— BEGIN —

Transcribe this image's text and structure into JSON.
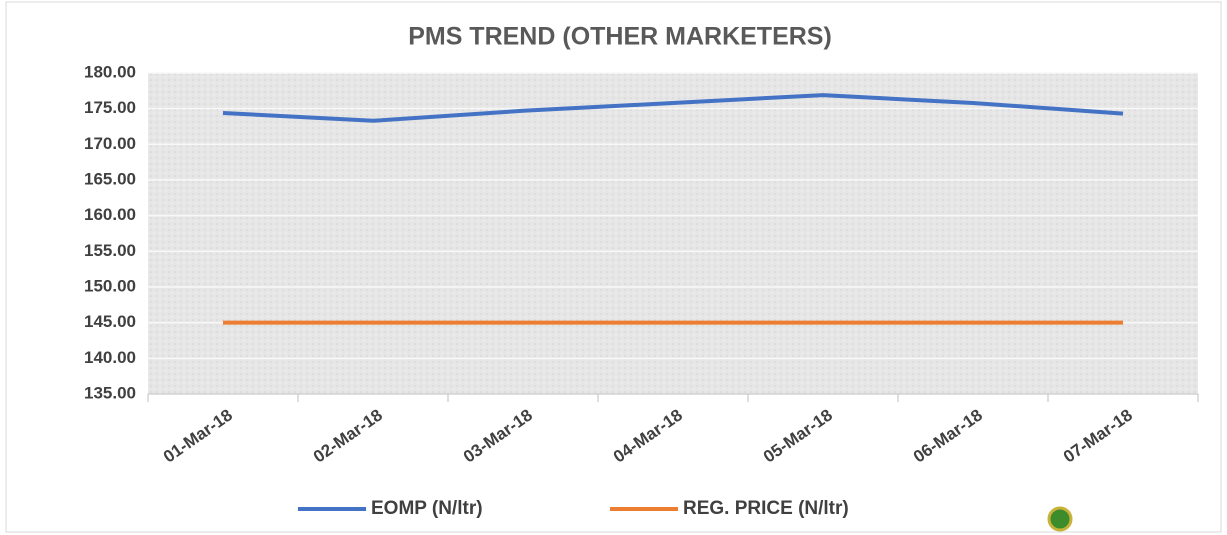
{
  "chart_data": {
    "type": "line",
    "title": "PMS TREND (OTHER MARKETERS)",
    "categories": [
      "01-Mar-18",
      "02-Mar-18",
      "03-Mar-18",
      "04-Mar-18",
      "05-Mar-18",
      "06-Mar-18",
      "07-Mar-18"
    ],
    "series": [
      {
        "name": "EOMP (N/ltr)",
        "color": "#4472c4",
        "values": [
          174.4,
          173.3,
          174.7,
          175.8,
          176.9,
          175.8,
          174.3
        ]
      },
      {
        "name": "REG. PRICE (N/ltr)",
        "color": "#ed7d31",
        "values": [
          145,
          145,
          145,
          145,
          145,
          145,
          145
        ]
      }
    ],
    "ylim": [
      135,
      180
    ],
    "yticks": [
      {
        "value": 135,
        "label": "135.00"
      },
      {
        "value": 140,
        "label": "140.00"
      },
      {
        "value": 145,
        "label": "145.00"
      },
      {
        "value": 150,
        "label": "150.00"
      },
      {
        "value": 155,
        "label": "155.00"
      },
      {
        "value": 160,
        "label": "160.00"
      },
      {
        "value": 165,
        "label": "165.00"
      },
      {
        "value": 170,
        "label": "170.00"
      },
      {
        "value": 175,
        "label": "175.00"
      },
      {
        "value": 180,
        "label": "180.00"
      }
    ],
    "grid": true,
    "legend": "bottom"
  }
}
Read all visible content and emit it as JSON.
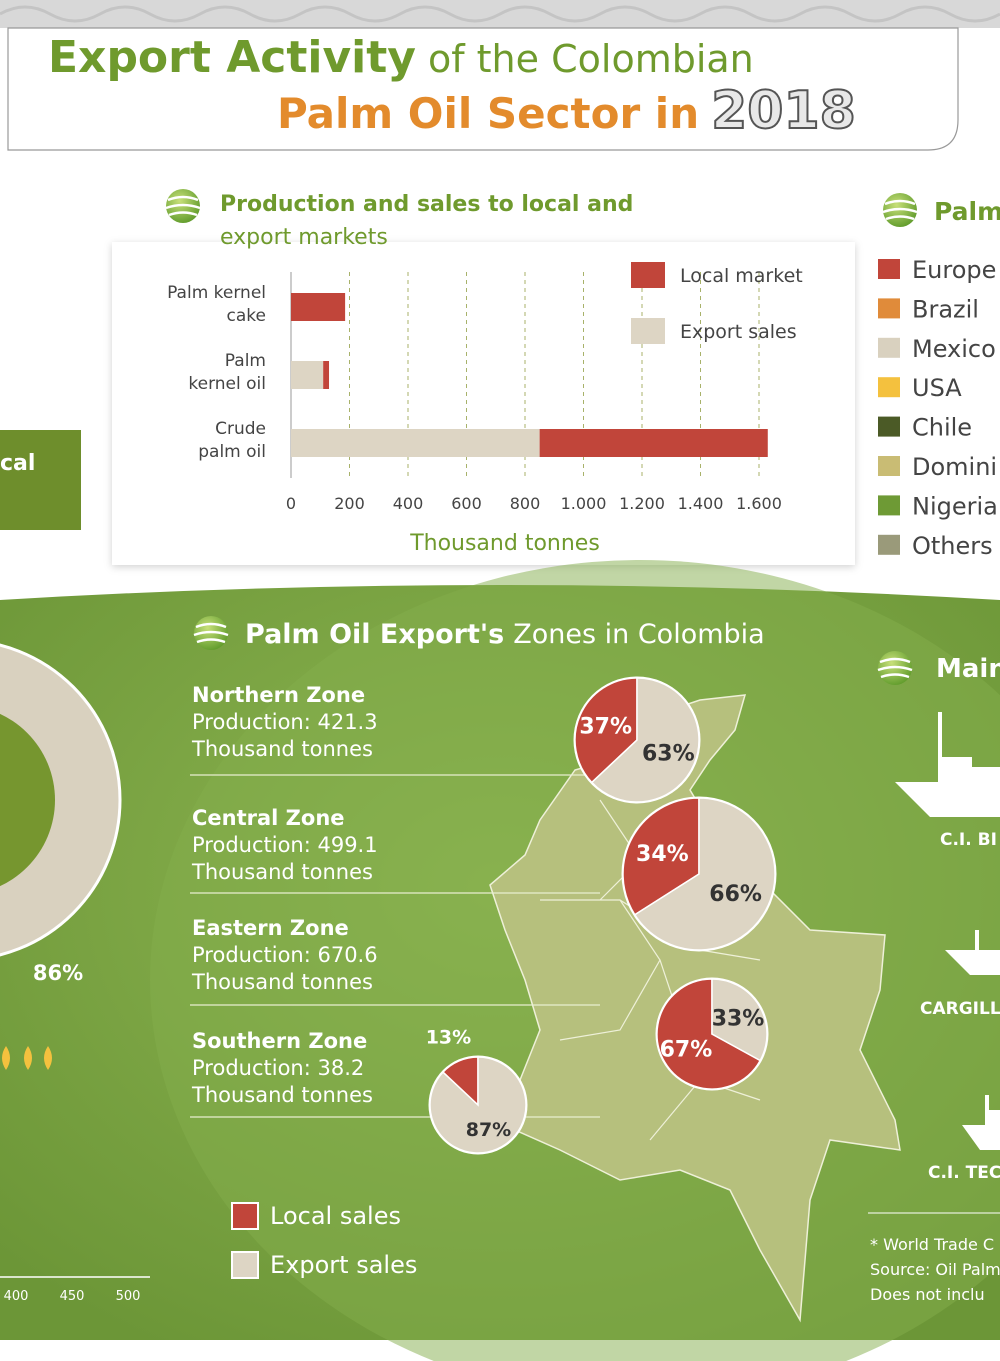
{
  "header": {
    "title_bold": "Export Activity",
    "title_rest": "of the Colombian",
    "title_line2": "Palm Oil Sector in",
    "year": "2018"
  },
  "production_chart": {
    "type": "bar",
    "title_lines": [
      "Production and sales to local and",
      "export markets"
    ],
    "categories": [
      [
        "Palm kernel",
        "cake"
      ],
      [
        "Palm",
        "kernel oil"
      ],
      [
        "Crude",
        "palm oil"
      ]
    ],
    "series": [
      {
        "name": "Export sales",
        "color": "#ddd5c4",
        "values": [
          0,
          110,
          850
        ]
      },
      {
        "name": "Local market",
        "color": "#c1453a",
        "values": [
          185,
          20,
          780
        ]
      }
    ],
    "legend_order": [
      1,
      0
    ],
    "xlim": [
      0,
      1600
    ],
    "xticks": [
      0,
      200,
      400,
      600,
      800,
      {
        "value": 1000,
        "label": "1.000"
      },
      {
        "value": 1200,
        "label": "1.200"
      },
      {
        "value": 1400,
        "label": "1.400"
      },
      {
        "value": 1600,
        "label": "1.600"
      }
    ],
    "x_label": "Thousand tonnes",
    "grid": true
  },
  "destinations": {
    "title": "Palm",
    "items": [
      {
        "name": "Europe",
        "color": "#c1453a"
      },
      {
        "name": "Brazil",
        "color": "#e08b3a"
      },
      {
        "name": "Mexico",
        "color": "#d9d1bf"
      },
      {
        "name": "USA",
        "color": "#f4c13e"
      },
      {
        "name": "Chile",
        "color": "#4b5a26"
      },
      {
        "name": "Domini",
        "color": "#c9bc74"
      },
      {
        "name": "Nigeria",
        "color": "#6e9a35"
      },
      {
        "name": "Others",
        "color": "#9a9a7a"
      }
    ]
  },
  "left_panel": {
    "label": "cal",
    "percent": "86%",
    "axis_ticks": [
      "400",
      "450",
      "500"
    ]
  },
  "zones": {
    "title_bold": "Palm Oil Export's",
    "title_rest": "Zones in Colombia",
    "items": [
      {
        "name": "Northern Zone",
        "production": "Production: 421.3",
        "unit": "Thousand tonnes",
        "local": 37,
        "export": 63,
        "local_label": "37%",
        "export_label": "63%"
      },
      {
        "name": "Central Zone",
        "production": "Production: 499.1",
        "unit": "Thousand tonnes",
        "local": 34,
        "export": 66,
        "local_label": "34%",
        "export_label": "66%"
      },
      {
        "name": "Eastern Zone",
        "production": "Production: 670.6",
        "unit": "Thousand tonnes",
        "local": 67,
        "export": 33,
        "local_label": "67%",
        "export_label": "33%"
      },
      {
        "name": "Southern Zone",
        "production": "Production: 38.2",
        "unit": "Thousand tonnes",
        "local": 13,
        "export": 87,
        "local_label": "13%",
        "export_label": "87%"
      }
    ],
    "legend": [
      {
        "name": "Local sales",
        "color": "#c1453a"
      },
      {
        "name": "Export sales",
        "color": "#ddd5c4"
      }
    ]
  },
  "exporters": {
    "title": "Main",
    "companies": [
      "C.I. BI",
      "CARGILL",
      "C.I. TEC"
    ],
    "notes": [
      "* World Trade C",
      "Source: Oil Palm",
      "Does not inclu"
    ]
  }
}
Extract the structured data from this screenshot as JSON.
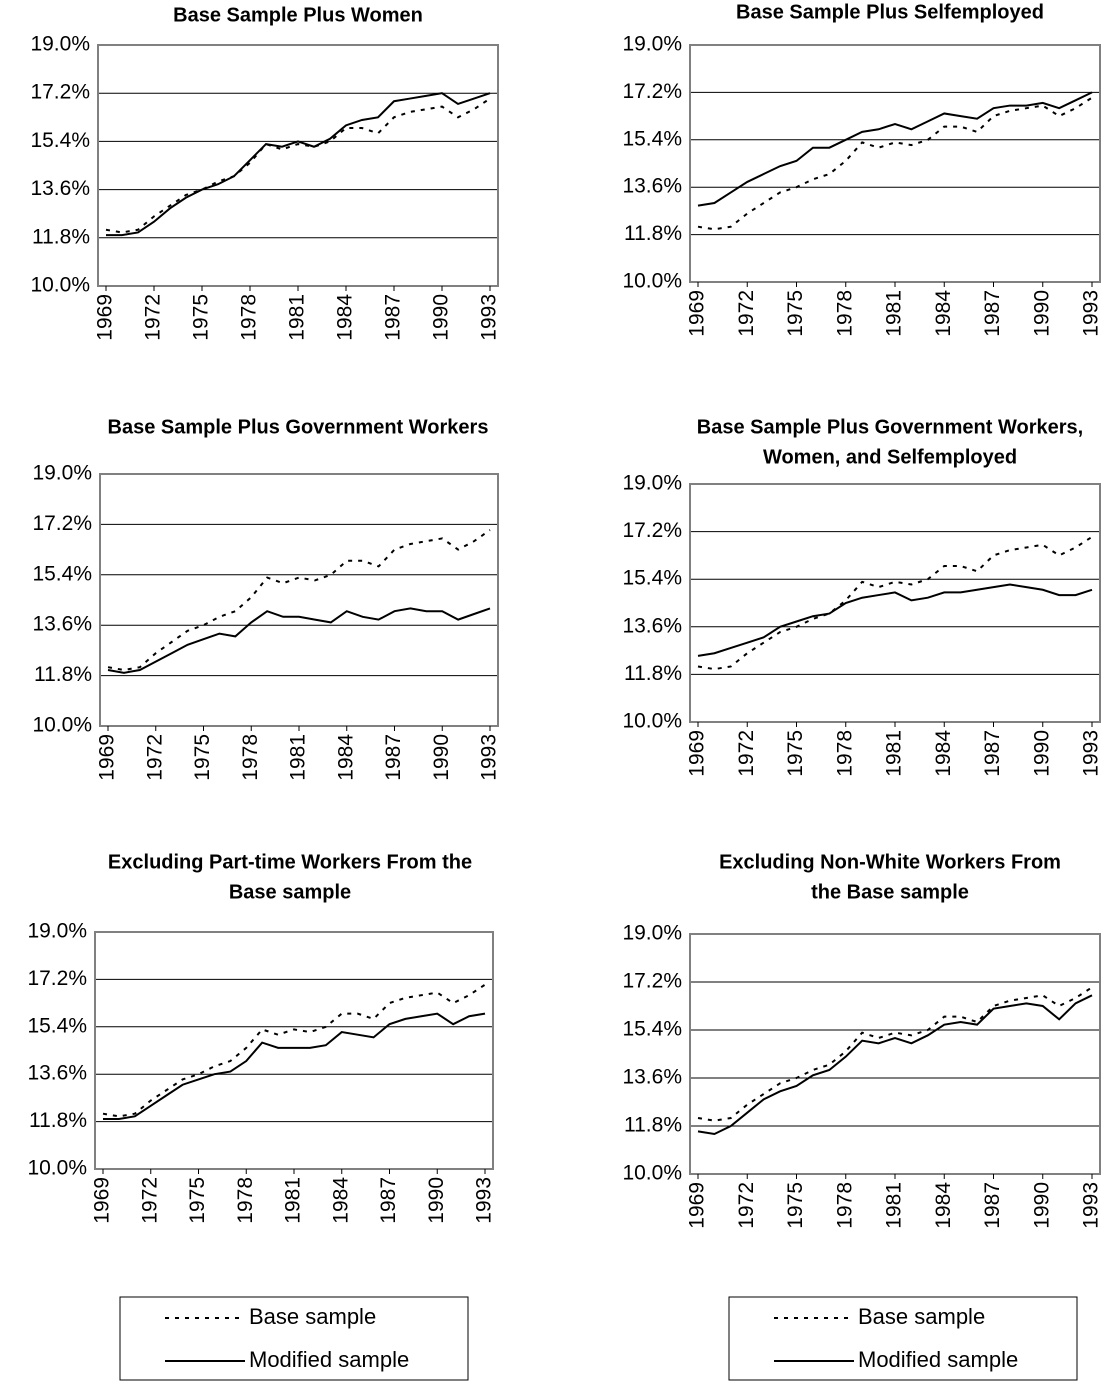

— END —

### Exercise
All of the material above should be reproduced exactly, except the pictures.

### Full answer
Transcribe this image's text and structure into JSON.
{
  "chart_data": {
    "type": "line",
    "title": "PMS TREND (OTHER MARKETERS)",
    "categories": [
      "01-Mar-18",
      "02-Mar-18",
      "03-Mar-18",
      "04-Mar-18",
      "05-Mar-18",
      "06-Mar-18",
      "07-Mar-18"
    ],
    "series": [
      {
        "name": "EOMP (N/ltr)",
        "color": "#4472c4",
        "values": [
          174.4,
          173.3,
          174.7,
          175.8,
          176.9,
          175.8,
          174.3
        ]
      },
      {
        "name": "REG. PRICE (N/ltr)",
        "color": "#ed7d31",
        "values": [
          145,
          145,
          145,
          145,
          145,
          145,
          145
        ]
      }
    ],
    "ylim": [
      135,
      180
    ],
    "yticks": [
      {
        "value": 135,
        "label": "135.00"
      },
      {
        "value": 140,
        "label": "140.00"
      },
      {
        "value": 145,
        "label": "145.00"
      },
      {
        "value": 150,
        "label": "150.00"
      },
      {
        "value": 155,
        "label": "155.00"
      },
      {
        "value": 160,
        "label": "160.00"
      },
      {
        "value": 165,
        "label": "165.00"
      },
      {
        "value": 170,
        "label": "170.00"
      },
      {
        "value": 175,
        "label": "175.00"
      },
      {
        "value": 180,
        "label": "180.00"
      }
    ],
    "grid": true,
    "legend": "bottom"
  }
}
Read all visible content and emit it as JSON.
{
  "header": {
    "title_bold": "Export Activity",
    "title_rest": "of the Colombian",
    "title_line2": "Palm Oil Sector in",
    "year": "2018"
  },
  "production_chart": {
    "type": "bar",
    "title_lines": [
      "Production and sales to local and",
      "export markets"
    ],
    "categories": [
      [
        "Palm kernel",
        "cake"
      ],
      [
        "Palm",
        "kernel oil"
      ],
      [
        "Crude",
        "palm oil"
      ]
    ],
    "series": [
      {
        "name": "Export sales",
        "color": "#ddd5c4",
        "values": [
          0,
          110,
          850
        ]
      },
      {
        "name": "Local market",
        "color": "#c1453a",
        "values": [
          185,
          20,
          780
        ]
      }
    ],
    "legend_order": [
      1,
      0
    ],
    "xlim": [
      0,
      1600
    ],
    "xticks": [
      0,
      200,
      400,
      600,
      800,
      {
        "value": 1000,
        "label": "1.000"
      },
      {
        "value": 1200,
        "label": "1.200"
      },
      {
        "value": 1400,
        "label": "1.400"
      },
      {
        "value": 1600,
        "label": "1.600"
      }
    ],
    "x_label": "Thousand tonnes",
    "grid": true
  },
  "destinations": {
    "title": "Palm",
    "items": [
      {
        "name": "Europe",
        "color": "#c1453a"
      },
      {
        "name": "Brazil",
        "color": "#e08b3a"
      },
      {
        "name": "Mexico",
        "color": "#d9d1bf"
      },
      {
        "name": "USA",
        "color": "#f4c13e"
      },
      {
        "name": "Chile",
        "color": "#4b5a26"
      },
      {
        "name": "Domini",
        "color": "#c9bc74"
      },
      {
        "name": "Nigeria",
        "color": "#6e9a35"
      },
      {
        "name": "Others",
        "color": "#9a9a7a"
      }
    ]
  },
  "left_panel": {
    "label": "cal",
    "percent": "86%",
    "axis_ticks": [
      "400",
      "450",
      "500"
    ]
  },
  "zones": {
    "title_bold": "Palm Oil Export's",
    "title_rest": "Zones in Colombia",
    "items": [
      {
        "name": "Northern Zone",
        "production": "Production: 421.3",
        "unit": "Thousand tonnes",
        "local": 37,
        "export": 63,
        "local_label": "37%",
        "export_label": "63%"
      },
      {
        "name": "Central Zone",
        "production": "Production: 499.1",
        "unit": "Thousand tonnes",
        "local": 34,
        "export": 66,
        "local_label": "34%",
        "export_label": "66%"
      },
      {
        "name": "Eastern Zone",
        "production": "Production: 670.6",
        "unit": "Thousand tonnes",
        "local": 67,
        "export": 33,
        "local_label": "67%",
        "export_label": "33%"
      },
      {
        "name": "Southern Zone",
        "production": "Production: 38.2",
        "unit": "Thousand tonnes",
        "local": 13,
        "export": 87,
        "local_label": "13%",
        "export_label": "87%"
      }
    ],
    "legend": [
      {
        "name": "Local sales",
        "color": "#c1453a"
      },
      {
        "name": "Export sales",
        "color": "#ddd5c4"
      }
    ]
  },
  "exporters": {
    "title": "Main",
    "companies": [
      "C.I. BI",
      "CARGILL",
      "C.I. TEC"
    ],
    "notes": [
      "* World Trade C",
      "Source: Oil Palm",
      "Does not inclu"
    ]
  }
}
Extract the structured data from this screenshot as JSON.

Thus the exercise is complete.